(Material shown)

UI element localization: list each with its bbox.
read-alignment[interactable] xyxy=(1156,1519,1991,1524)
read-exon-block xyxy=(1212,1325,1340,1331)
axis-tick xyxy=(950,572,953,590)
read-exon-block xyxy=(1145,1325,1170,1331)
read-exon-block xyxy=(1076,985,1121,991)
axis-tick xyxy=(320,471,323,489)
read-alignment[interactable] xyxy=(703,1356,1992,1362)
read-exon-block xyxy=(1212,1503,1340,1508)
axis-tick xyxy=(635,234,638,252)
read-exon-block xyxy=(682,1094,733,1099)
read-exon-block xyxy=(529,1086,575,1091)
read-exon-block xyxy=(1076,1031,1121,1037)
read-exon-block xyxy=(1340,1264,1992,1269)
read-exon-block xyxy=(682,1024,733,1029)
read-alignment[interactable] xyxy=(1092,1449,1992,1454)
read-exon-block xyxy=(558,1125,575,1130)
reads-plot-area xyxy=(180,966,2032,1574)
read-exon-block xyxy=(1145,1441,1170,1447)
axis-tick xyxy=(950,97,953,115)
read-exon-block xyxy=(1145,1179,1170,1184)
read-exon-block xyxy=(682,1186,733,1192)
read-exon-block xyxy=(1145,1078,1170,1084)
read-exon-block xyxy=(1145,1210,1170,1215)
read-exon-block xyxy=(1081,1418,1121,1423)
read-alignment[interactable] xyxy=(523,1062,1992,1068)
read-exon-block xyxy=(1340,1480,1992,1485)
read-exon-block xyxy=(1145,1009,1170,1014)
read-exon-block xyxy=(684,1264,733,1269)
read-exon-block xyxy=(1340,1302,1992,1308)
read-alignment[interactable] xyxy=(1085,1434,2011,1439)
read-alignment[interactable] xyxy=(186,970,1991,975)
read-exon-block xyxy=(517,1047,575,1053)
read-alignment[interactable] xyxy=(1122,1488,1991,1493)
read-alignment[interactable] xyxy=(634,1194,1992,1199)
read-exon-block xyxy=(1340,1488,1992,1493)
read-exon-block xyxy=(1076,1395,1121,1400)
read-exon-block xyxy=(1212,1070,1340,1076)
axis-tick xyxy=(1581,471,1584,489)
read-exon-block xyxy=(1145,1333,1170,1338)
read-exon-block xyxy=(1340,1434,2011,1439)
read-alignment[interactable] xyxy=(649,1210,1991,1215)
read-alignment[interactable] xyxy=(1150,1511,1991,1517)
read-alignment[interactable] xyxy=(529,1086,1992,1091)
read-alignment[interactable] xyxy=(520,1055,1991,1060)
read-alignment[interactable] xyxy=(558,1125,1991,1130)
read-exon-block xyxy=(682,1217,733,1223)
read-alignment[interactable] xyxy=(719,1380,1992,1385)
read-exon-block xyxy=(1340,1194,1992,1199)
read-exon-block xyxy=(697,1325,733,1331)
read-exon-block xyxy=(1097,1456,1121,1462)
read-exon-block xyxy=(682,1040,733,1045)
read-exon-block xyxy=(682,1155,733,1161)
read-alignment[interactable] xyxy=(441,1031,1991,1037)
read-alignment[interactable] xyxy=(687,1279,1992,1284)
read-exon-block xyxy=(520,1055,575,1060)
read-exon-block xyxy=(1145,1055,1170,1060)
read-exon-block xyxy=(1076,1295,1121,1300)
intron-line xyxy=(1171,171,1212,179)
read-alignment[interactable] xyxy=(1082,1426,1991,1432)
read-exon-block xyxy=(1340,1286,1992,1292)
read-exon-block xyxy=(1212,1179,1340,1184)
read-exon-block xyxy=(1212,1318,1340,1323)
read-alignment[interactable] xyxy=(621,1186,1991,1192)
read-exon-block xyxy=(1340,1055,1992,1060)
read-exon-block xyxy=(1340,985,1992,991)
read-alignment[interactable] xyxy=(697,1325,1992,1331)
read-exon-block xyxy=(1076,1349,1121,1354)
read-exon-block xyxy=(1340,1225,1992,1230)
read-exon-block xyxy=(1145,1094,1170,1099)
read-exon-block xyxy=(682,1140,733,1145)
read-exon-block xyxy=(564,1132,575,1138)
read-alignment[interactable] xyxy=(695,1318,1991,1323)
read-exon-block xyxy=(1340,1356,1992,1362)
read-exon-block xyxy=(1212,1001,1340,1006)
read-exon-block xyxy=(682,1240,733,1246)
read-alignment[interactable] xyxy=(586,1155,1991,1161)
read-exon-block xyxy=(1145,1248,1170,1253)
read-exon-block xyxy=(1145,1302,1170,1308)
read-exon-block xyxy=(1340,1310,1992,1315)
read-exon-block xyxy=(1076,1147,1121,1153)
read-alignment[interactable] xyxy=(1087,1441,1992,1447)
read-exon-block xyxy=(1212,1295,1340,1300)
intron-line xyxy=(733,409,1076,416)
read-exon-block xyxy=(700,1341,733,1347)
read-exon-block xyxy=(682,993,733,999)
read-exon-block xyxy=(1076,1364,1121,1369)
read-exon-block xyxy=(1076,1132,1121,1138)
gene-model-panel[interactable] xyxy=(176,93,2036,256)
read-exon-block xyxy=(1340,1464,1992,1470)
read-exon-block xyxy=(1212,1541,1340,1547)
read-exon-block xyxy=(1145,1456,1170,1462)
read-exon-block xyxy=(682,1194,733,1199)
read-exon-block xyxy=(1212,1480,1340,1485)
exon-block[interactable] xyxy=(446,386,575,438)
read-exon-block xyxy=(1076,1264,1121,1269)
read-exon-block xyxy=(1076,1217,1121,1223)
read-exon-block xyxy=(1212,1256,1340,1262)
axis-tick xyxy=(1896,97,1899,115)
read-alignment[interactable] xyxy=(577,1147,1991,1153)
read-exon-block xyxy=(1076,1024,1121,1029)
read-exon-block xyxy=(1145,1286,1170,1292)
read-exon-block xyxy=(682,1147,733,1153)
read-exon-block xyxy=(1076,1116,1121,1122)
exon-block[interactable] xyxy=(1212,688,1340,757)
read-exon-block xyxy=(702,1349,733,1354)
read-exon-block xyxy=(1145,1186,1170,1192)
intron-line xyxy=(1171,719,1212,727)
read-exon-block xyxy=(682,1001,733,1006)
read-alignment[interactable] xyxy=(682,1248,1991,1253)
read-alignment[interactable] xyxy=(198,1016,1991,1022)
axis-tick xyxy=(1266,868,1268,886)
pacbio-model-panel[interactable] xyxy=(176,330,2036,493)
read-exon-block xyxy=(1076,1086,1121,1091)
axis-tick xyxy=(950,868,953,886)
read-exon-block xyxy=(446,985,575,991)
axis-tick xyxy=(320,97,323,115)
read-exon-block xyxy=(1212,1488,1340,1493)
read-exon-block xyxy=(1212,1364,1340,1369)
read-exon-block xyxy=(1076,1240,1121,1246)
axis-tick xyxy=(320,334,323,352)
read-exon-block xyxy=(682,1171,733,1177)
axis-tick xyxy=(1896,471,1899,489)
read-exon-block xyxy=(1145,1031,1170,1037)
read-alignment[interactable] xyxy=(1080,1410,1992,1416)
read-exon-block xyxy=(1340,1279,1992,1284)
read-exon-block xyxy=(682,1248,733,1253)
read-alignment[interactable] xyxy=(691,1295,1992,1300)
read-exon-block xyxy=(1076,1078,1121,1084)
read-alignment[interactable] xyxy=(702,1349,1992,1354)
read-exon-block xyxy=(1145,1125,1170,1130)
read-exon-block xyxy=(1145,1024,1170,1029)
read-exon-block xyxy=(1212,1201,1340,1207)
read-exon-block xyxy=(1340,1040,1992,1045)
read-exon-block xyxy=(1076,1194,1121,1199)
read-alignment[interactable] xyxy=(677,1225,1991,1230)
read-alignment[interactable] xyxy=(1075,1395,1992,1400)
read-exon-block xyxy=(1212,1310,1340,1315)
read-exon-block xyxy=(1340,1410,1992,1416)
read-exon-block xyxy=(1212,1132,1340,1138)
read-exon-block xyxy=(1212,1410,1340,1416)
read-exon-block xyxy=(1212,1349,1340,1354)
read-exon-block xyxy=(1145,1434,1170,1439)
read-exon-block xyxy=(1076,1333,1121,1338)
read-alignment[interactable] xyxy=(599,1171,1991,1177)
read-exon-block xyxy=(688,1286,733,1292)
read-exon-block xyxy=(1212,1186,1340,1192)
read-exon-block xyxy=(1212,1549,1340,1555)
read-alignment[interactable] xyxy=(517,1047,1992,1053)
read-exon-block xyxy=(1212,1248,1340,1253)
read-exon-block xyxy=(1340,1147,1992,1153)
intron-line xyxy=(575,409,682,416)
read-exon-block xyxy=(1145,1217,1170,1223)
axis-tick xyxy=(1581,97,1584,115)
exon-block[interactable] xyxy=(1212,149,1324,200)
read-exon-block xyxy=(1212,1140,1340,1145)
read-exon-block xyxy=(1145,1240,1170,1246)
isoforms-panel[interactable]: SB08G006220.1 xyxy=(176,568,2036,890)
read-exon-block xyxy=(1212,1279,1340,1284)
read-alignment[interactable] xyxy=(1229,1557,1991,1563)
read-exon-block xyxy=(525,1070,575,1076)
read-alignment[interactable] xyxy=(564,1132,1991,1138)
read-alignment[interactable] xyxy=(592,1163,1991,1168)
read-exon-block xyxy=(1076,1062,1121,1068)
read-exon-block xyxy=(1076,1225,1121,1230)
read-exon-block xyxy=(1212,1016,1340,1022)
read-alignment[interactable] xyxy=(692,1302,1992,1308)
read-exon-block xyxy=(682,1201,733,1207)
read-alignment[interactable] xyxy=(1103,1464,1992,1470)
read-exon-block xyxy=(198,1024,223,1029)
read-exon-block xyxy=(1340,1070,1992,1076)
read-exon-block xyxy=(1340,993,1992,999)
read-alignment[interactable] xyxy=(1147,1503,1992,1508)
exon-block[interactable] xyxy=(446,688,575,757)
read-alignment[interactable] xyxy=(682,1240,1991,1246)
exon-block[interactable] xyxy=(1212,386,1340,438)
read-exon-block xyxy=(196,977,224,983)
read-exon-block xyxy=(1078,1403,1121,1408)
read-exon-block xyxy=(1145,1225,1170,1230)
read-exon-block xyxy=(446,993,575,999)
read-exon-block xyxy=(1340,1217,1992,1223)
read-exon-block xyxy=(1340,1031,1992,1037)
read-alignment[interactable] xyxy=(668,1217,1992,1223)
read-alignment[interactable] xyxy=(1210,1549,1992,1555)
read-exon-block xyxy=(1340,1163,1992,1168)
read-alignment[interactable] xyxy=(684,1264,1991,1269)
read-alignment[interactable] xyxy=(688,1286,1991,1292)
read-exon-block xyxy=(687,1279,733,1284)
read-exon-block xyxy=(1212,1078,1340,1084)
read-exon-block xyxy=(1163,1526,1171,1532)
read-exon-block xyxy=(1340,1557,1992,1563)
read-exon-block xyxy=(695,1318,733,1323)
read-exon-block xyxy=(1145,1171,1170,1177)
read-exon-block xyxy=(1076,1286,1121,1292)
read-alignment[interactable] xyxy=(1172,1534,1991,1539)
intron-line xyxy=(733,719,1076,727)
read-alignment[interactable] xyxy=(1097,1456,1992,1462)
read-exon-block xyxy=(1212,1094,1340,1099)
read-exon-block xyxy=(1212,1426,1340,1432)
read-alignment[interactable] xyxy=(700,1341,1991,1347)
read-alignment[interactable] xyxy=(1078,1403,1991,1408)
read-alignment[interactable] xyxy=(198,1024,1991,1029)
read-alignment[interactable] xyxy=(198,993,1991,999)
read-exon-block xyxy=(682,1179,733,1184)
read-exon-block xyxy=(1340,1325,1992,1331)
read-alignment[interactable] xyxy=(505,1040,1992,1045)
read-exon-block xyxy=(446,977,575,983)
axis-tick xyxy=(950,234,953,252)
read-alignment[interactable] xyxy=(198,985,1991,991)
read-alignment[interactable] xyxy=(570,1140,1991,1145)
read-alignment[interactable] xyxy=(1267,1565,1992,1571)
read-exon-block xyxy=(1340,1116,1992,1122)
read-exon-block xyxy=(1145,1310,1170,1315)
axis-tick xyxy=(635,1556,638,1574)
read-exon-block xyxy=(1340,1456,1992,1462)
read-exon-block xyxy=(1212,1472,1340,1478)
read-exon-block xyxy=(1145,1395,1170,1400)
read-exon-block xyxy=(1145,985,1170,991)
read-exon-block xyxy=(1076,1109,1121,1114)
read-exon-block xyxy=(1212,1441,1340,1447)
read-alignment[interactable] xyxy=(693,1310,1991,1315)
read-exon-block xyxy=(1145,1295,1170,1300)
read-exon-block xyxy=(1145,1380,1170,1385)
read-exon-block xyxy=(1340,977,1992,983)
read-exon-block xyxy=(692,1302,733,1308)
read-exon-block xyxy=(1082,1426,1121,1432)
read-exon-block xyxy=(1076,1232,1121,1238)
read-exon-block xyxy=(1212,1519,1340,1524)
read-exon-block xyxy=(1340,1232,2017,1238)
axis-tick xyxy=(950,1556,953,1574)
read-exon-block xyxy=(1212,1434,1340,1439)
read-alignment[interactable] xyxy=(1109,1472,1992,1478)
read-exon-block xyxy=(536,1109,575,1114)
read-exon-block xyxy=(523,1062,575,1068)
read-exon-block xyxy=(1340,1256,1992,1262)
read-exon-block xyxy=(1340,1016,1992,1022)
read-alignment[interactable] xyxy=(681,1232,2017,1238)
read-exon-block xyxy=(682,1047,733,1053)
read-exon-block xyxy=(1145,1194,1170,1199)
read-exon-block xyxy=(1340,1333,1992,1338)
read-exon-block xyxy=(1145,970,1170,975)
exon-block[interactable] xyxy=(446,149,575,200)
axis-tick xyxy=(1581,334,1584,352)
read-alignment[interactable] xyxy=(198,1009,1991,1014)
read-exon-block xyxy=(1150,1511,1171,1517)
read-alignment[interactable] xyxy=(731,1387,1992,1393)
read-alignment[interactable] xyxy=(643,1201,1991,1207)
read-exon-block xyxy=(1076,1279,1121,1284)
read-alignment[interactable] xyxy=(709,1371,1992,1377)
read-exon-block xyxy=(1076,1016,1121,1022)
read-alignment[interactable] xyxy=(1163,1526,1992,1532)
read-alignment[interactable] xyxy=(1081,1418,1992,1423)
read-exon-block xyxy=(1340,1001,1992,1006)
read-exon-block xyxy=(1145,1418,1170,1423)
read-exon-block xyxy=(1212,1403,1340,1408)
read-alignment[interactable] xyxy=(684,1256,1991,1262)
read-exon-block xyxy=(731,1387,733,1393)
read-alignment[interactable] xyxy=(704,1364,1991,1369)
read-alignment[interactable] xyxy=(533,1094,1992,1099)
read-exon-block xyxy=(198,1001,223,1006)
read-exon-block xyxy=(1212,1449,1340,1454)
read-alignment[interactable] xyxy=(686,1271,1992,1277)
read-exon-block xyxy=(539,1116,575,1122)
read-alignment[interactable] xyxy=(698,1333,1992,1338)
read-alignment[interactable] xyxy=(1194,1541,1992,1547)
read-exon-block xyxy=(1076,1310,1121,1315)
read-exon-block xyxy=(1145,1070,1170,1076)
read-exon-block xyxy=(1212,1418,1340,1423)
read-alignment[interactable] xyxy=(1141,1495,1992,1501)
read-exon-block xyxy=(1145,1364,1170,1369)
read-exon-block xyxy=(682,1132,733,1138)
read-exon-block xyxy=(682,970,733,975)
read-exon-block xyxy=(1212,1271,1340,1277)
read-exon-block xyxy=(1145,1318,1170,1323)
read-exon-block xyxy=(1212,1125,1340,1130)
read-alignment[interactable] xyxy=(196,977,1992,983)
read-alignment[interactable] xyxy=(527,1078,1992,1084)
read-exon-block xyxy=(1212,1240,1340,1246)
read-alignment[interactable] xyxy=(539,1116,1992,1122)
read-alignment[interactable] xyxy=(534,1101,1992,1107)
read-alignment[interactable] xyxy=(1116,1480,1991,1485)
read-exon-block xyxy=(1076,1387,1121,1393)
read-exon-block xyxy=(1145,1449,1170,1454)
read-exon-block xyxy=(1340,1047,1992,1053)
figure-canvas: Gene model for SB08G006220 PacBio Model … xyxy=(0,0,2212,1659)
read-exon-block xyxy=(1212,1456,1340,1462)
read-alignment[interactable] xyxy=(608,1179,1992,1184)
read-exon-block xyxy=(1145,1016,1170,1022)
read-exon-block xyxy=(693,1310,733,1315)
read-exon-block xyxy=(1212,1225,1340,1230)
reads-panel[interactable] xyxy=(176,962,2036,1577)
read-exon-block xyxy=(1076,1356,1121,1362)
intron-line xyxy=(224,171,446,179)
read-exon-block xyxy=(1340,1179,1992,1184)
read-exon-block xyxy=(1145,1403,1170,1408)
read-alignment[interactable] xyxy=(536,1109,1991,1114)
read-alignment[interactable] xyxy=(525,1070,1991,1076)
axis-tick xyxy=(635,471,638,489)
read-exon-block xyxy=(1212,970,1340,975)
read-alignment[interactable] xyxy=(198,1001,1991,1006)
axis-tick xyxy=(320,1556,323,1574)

(End Material shown)

#### [Exercise requirements]
Return all lines above that mention the word "model".

#### [Your solution]
gene-model-panel[interactable] xyxy=(176,93,2036,256)
pacbio-model-panel[interactable] xyxy=(176,330,2036,493)
figure-canvas: Gene model for SB08G006220 PacBio Model … xyxy=(0,0,2212,1659)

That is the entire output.